№12, 1967/Обзоры и рецензии

Путь ахматовской музы

А. И. Павловский, Анна Ахматова, Очерк творчества, Лениздат, 1966, 190 стр.

Книга А. Павловского об Анне Ахматовой не монография в привычном смысле слова. Хотя в работе и соблюдается хронологический принцип, и распределение и движение материала идет как бы по двум силовым конструктивным линиям.

А. Павловский прочитывает, казалось бы, сугубо лирические, камерные книги Анны Ахматовой как «документы эпохи», доказывая, что, несмотря на хрупкость и изящество, ахматовский стих оказался способным вместить и Время, и Историю – «лирические признания превращались под ее пером в выразительные «свидетельства эпохи» (стр. 37). Таким выразительнейшим свидетельством А. Павловский считает ощущение непрочности бытия, настойчиво повторяющийся мотив колеблющейся под ногами почвы, тонкого покрова, шаткого льда, ту особую атмосферу «духоты», обреченности, которые, несмотря на внешнее акмеистическое великолепие, а может быть, по контрасту с ним, в стихах ранней Ахматовой проявились достаточно отчетливо. «Непонятный гул» своеобразно и неотступно аккомпанировал всем ее личным драмам. Вот почему, даже касаясь всего лишь мелочей быта или набрасывая легкий абрис мимолетного чувства, пронизанного полнотой жизни, она… не переставала быть внутренне трагичной» (стр. 40). Этот внутренний трагизм уловил в Ахматовой не только Блок. «Музой плача» назвала Ахматову в стихах 16-го года совсем еще юная Цветаева, а судьбу ее – «смертельной».

На эту «смертельность» А. Павловский обращает внимание читателя на протяжении всей книги, постепенно подводя его к выводу: Ахматова была крупной трагической поэтессой.

Вернее было бы сказать – стала, это больше бы отвечало мысли критика, ибо он справедливо полагает: родись она в другое, более спокойное время или предпочти России иную, удобную и уютную землю – этот внутренний, личный драматизм вряд ли бы перерос в патетическую трагедийность. Но в том-то и дело, и А. Павловский доказывает это вполне убедительно, ответ Ахматовой тем, кто «звал утешно: «Оставь Россию навсегда», – был предопределен ее «национальной привязанностью» к России, которая поначалу ощущалась поэтессой через любовь к родному пейзажу, к русской культуре, но опиралась на сознание своей личной причастности к тому «огромному и всесозидающему миру, который зовется великим именем народа». Но предопределенный «национальной привязанностью», то есть чувством вроде бы слепым, врожденным, нерассуждающим, выбор Ахматовой, коли уж был сделан, превратил это чувство в сознательную страстную, бескорыстную – «великую земную любовь».

### Условие задачи
Повторите дословно фрагмент рецензии на книгу об Ахматовой от «Путь ахматовской музы» до «силовым конструктивным линиям.». Последующие данные никак не связаны с рецензией.

### Представленные данные

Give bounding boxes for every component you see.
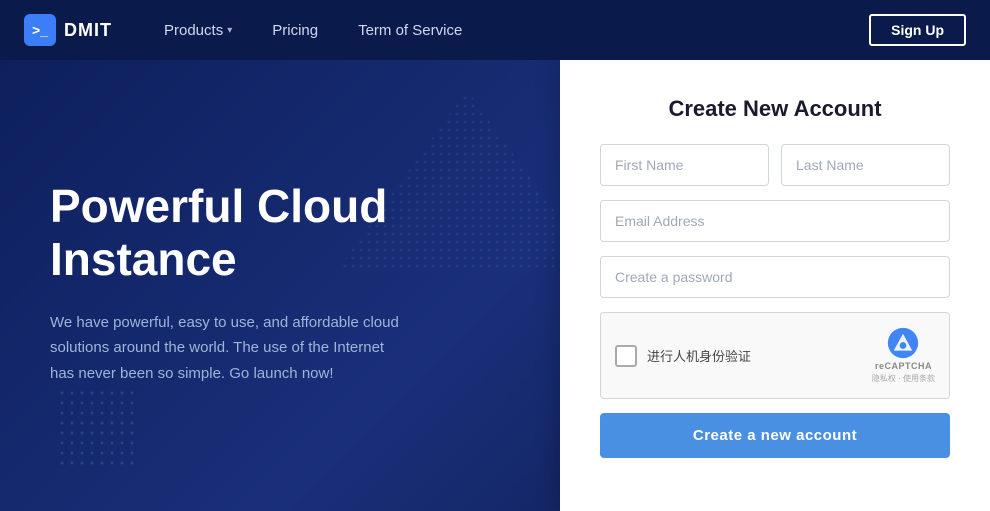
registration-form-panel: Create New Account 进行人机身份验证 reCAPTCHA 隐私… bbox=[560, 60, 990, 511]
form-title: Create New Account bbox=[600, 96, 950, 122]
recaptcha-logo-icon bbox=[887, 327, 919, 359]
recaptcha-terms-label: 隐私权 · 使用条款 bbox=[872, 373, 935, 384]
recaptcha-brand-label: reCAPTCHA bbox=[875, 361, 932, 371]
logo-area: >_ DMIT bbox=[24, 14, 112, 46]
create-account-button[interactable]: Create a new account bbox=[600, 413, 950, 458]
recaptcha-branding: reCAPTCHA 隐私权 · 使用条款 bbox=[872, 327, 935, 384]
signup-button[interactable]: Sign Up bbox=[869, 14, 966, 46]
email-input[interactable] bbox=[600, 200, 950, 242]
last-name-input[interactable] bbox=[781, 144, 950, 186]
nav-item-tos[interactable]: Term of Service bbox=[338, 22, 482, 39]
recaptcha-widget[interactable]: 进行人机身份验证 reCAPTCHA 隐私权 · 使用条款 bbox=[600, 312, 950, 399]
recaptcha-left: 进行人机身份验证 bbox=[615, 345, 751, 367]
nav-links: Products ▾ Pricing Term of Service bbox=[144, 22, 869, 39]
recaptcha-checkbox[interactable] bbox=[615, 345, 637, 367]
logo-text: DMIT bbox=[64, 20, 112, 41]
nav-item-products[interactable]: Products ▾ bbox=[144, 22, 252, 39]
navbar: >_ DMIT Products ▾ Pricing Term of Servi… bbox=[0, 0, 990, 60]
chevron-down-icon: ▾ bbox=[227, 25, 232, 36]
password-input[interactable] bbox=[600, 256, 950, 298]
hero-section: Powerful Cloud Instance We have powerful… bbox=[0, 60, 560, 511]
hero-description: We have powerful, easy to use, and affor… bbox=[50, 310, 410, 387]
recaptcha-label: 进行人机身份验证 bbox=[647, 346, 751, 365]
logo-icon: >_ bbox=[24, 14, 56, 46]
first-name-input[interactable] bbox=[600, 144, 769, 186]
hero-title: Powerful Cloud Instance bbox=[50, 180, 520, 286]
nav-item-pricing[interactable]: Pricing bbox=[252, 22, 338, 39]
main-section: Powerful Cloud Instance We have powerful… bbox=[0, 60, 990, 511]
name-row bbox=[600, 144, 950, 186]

...

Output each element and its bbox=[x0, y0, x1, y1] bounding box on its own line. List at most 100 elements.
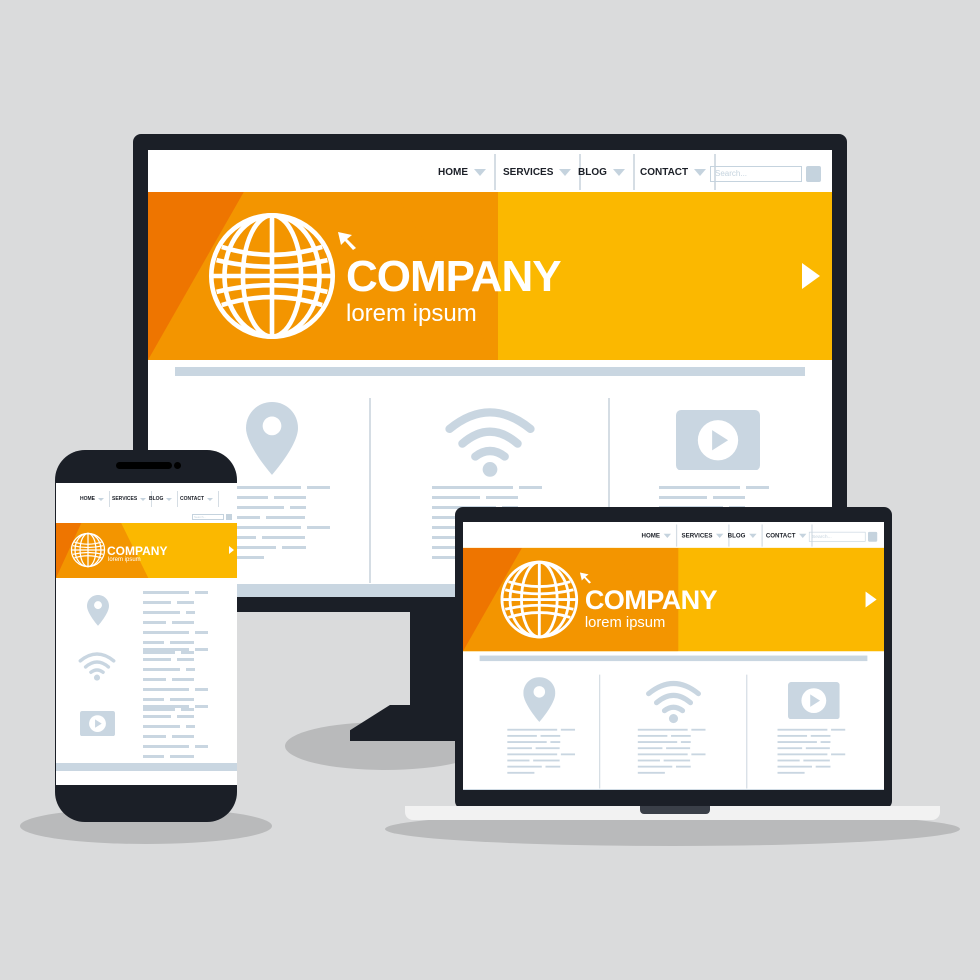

### Результат
Путь ахматовской музы

А. И. Павловский, Анна Ахматова, Очерк творчества, Лениздат, 1966, 190 стр.

Книга А. Павловского об Анне Ахматовой не монография в привычном смысле слова. Хотя в работе и соблюдается хронологический принцип, и распределение и движение материала идет как бы по двум силовым конструктивным линиям.